## The problem
Rewrite the material below as a numbered list, one line per item, with blank lines dropped and all of the material included. Leave out the pictures.

## Data lines
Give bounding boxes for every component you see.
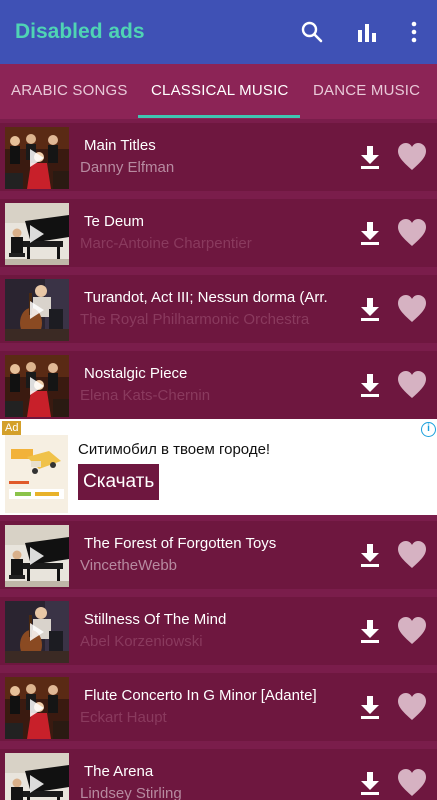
download-icon[interactable] [359, 373, 381, 397]
song-thumbnail[interactable] [5, 355, 69, 417]
app-bar: Disabled ads [0, 0, 437, 64]
song-row[interactable]: Flute Concerto In G Minor [Adante] Eckart… [0, 673, 437, 741]
favorite-heart-icon[interactable] [397, 371, 427, 399]
song-title: Te Deum [84, 213, 145, 230]
play-icon[interactable] [30, 623, 44, 641]
more-vert-icon[interactable] [400, 18, 428, 46]
song-title: Main Titles [84, 137, 156, 154]
download-icon[interactable] [359, 695, 381, 719]
play-icon[interactable] [30, 301, 44, 319]
tab-arabic-songs[interactable]: ARABIC SONGS [11, 82, 128, 99]
song-thumbnail[interactable] [5, 127, 69, 189]
download-icon[interactable] [359, 619, 381, 643]
equalizer-icon[interactable] [353, 18, 381, 46]
song-row[interactable]: Nostalgic Piece Elena Kats-Chernin [0, 351, 437, 419]
download-icon[interactable] [359, 543, 381, 567]
song-artist: VincetheWebb [80, 557, 178, 574]
song-title: Stillness Of The Mind [84, 611, 227, 628]
song-artist: Marc-Antoine Charpentier [80, 235, 252, 252]
ad-headline: Ситимобил в твоем городе! [78, 441, 271, 458]
song-title: The Arena [84, 763, 154, 780]
song-thumbnail[interactable] [5, 677, 69, 739]
play-icon[interactable] [30, 149, 44, 167]
favorite-heart-icon[interactable] [397, 219, 427, 247]
favorite-heart-icon[interactable] [397, 769, 427, 797]
song-thumbnail[interactable] [5, 525, 69, 587]
song-row[interactable]: The Forest of Forgotten Toys VincetheWebb [0, 521, 437, 589]
favorite-heart-icon[interactable] [397, 295, 427, 323]
song-row[interactable]: Main Titles Danny Elfman [0, 123, 437, 191]
song-row[interactable]: Turandot, Act III; Nessun dorma (Arr. The… [0, 275, 437, 343]
song-thumbnail[interactable] [5, 203, 69, 265]
song-artist: Eckart Haupt [80, 709, 167, 726]
song-artist: Elena Kats-Chernin [80, 387, 211, 404]
song-artist: Lindsey Stirling [80, 785, 182, 800]
ad-image[interactable] [5, 435, 68, 513]
download-icon[interactable] [359, 221, 381, 245]
search-icon[interactable] [298, 18, 326, 46]
song-title: Flute Concerto In G Minor [Adante] [84, 687, 317, 704]
song-artist: Abel Korzeniowski [80, 633, 203, 650]
song-row[interactable]: Stillness Of The Mind Abel Korzeniowski [0, 597, 437, 665]
download-icon[interactable] [359, 771, 381, 795]
play-icon[interactable] [30, 547, 44, 565]
play-icon[interactable] [30, 377, 44, 395]
song-thumbnail[interactable] [5, 279, 69, 341]
song-artist: Danny Elfman [80, 159, 175, 176]
tab-classical-music[interactable]: CLASSICAL MUSIC [151, 82, 288, 99]
tab-indicator [138, 115, 300, 118]
song-artist: The Royal Philharmonic Orchestra [80, 311, 310, 328]
ad-badge: Ad [2, 421, 22, 435]
favorite-heart-icon[interactable] [397, 143, 427, 171]
favorite-heart-icon[interactable] [397, 617, 427, 645]
ad-banner[interactable]: Ad Ситимобил в твоем городе! Скачать i [0, 419, 437, 515]
download-icon[interactable] [359, 297, 381, 321]
favorite-heart-icon[interactable] [397, 541, 427, 569]
info-icon[interactable]: i [421, 422, 436, 437]
song-row[interactable]: Te Deum Marc-Antoine Charpentier [0, 199, 437, 267]
song-row[interactable]: The Arena Lindsey Stirling [0, 749, 437, 800]
song-title: Turandot, Act III; Nessun dorma (Arr. [84, 289, 328, 306]
tab-dance-music[interactable]: DANCE MUSIC [313, 82, 420, 99]
tab-bar: ARABIC SONGS CLASSICAL MUSIC DANCE MUSIC [0, 64, 437, 119]
ad-cta-button[interactable]: Скачать [78, 464, 160, 500]
play-icon[interactable] [30, 775, 44, 793]
song-thumbnail[interactable] [5, 601, 69, 663]
play-icon[interactable] [30, 225, 44, 243]
song-title: Nostalgic Piece [84, 365, 188, 382]
play-icon[interactable] [30, 699, 44, 717]
song-thumbnail[interactable] [5, 753, 69, 800]
song-title: The Forest of Forgotten Toys [84, 535, 277, 552]
favorite-heart-icon[interactable] [397, 693, 427, 721]
download-icon[interactable] [359, 145, 381, 169]
app-title: Disabled ads [15, 20, 145, 43]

## Task output
1. Give bounding boxes for every component you see.
2. download-icon[interactable] [359, 373, 381, 397]
3. song-thumbnail[interactable] [5, 355, 69, 417]
4. app-bar: Disabled ads [0, 0, 437, 64]
5. song-row[interactable]: Flute Concerto In G Minor [Adante] Eckart… [0, 673, 437, 741]
6. favorite-heart-icon[interactable] [397, 371, 427, 399]
7. song-title: Te Deum [84, 213, 145, 230]
8. play-icon[interactable] [30, 623, 44, 641]
9. more-vert-icon[interactable] [400, 18, 428, 46]
10. song-title: Main Titles [84, 137, 156, 154]
11. download-icon[interactable] [359, 695, 381, 719]
12. play-icon[interactable] [30, 301, 44, 319]
13. tab-arabic-songs[interactable]: ARABIC SONGS [11, 82, 128, 99]
14. song-thumbnail[interactable] [5, 127, 69, 189]
15. download-icon[interactable] [359, 619, 381, 643]
16. equalizer-icon[interactable] [353, 18, 381, 46]
17. song-row[interactable]: Nostalgic Piece Elena Kats-Chernin [0, 351, 437, 419]
18. download-icon[interactable] [359, 543, 381, 567]
19. song-artist: VincetheWebb [80, 557, 178, 574]
20. song-title: Stillness Of The Mind [84, 611, 227, 628]
21. song-artist: Marc-Antoine Charpentier [80, 235, 252, 252]
22. ad-headline: Ситимобил в твоем городе! [78, 441, 271, 458]
23. song-title: The Arena [84, 763, 154, 780]
24. song-thumbnail[interactable] [5, 677, 69, 739]
25. play-icon[interactable] [30, 149, 44, 167]
26. favorite-heart-icon[interactable] [397, 219, 427, 247]
27. favorite-heart-icon[interactable] [397, 769, 427, 797]
28. song-thumbnail[interactable] [5, 525, 69, 587]
29. song-row[interactable]: The Forest of Forgotten Toys VincetheWebb [0, 521, 437, 589]
30. favorite-heart-icon[interactable] [397, 295, 427, 323]
31. song-row[interactable]: Main Titles Danny Elfman [0, 123, 437, 191]
32. song-row[interactable]: Turandot, Act III; Nessun dorma (Arr. The… [0, 275, 437, 343]
33. song-thumbnail[interactable] [5, 203, 69, 265]
34. song-artist: Eckart Haupt [80, 709, 167, 726]
35. song-artist: Elena Kats-Chernin [80, 387, 211, 404]
36. song-artist: Lindsey Stirling [80, 785, 182, 800]
37. ad-image[interactable] [5, 435, 68, 513]
38. download-icon[interactable] [359, 221, 381, 245]
39. search-icon[interactable] [298, 18, 326, 46]
40. song-title: Flute Concerto In G Minor [Adante] [84, 687, 317, 704]
41. song-artist: Abel Korzeniowski [80, 633, 203, 650]
42. song-row[interactable]: Stillness Of The Mind Abel Korzeniowski [0, 597, 437, 665]
43. download-icon[interactable] [359, 771, 381, 795]
44. play-icon[interactable] [30, 547, 44, 565]
45. play-icon[interactable] [30, 377, 44, 395]
46. song-thumbnail[interactable] [5, 279, 69, 341]
47. song-artist: Danny Elfman [80, 159, 175, 176]
48. tab-classical-music[interactable]: CLASSICAL MUSIC [151, 82, 288, 99]
49. tab-indicator [138, 115, 300, 118]
50. song-artist: The Royal Philharmonic Orchestra [80, 311, 310, 328]
51. ad-badge: Ad [2, 421, 22, 435]
52. favorite-heart-icon[interactable] [397, 143, 427, 171]
53. favorite-heart-icon[interactable] [397, 617, 427, 645]
54. ad-banner[interactable]: Ad Ситимобил в твоем городе! Скачать i [0, 419, 437, 515]
55. download-icon[interactable] [359, 297, 381, 321]
56. favorite-heart-icon[interactable] [397, 541, 427, 569]
57. info-icon[interactable]: i [421, 422, 436, 437]
58. song-row[interactable]: Te Deum Marc-Antoine Charpentier [0, 199, 437, 267]
59. song-row[interactable]: The Arena Lindsey Stirling [0, 749, 437, 800]
60. song-title: Turandot, Act III; Nessun dorma (Arr. [84, 289, 328, 306]
61. tab-dance-music[interactable]: DANCE MUSIC [313, 82, 420, 99]
62. tab-bar: ARABIC SONGS CLASSICAL MUSIC DANCE MUSIC [0, 64, 437, 119]
63. ad-cta-button[interactable]: Скачать [78, 464, 160, 500]
64. play-icon[interactable] [30, 775, 44, 793]
65. song-thumbnail[interactable] [5, 601, 69, 663]
66. play-icon[interactable] [30, 225, 44, 243]
67. song-title: Nostalgic Piece [84, 365, 188, 382]
68. play-icon[interactable] [30, 699, 44, 717]
69. song-thumbnail[interactable] [5, 753, 69, 800]
70. song-title: The Forest of Forgotten Toys [84, 535, 277, 552]
71. favorite-heart-icon[interactable] [397, 693, 427, 721]
72. download-icon[interactable] [359, 145, 381, 169]
73. app-title: Disabled ads [15, 20, 145, 43]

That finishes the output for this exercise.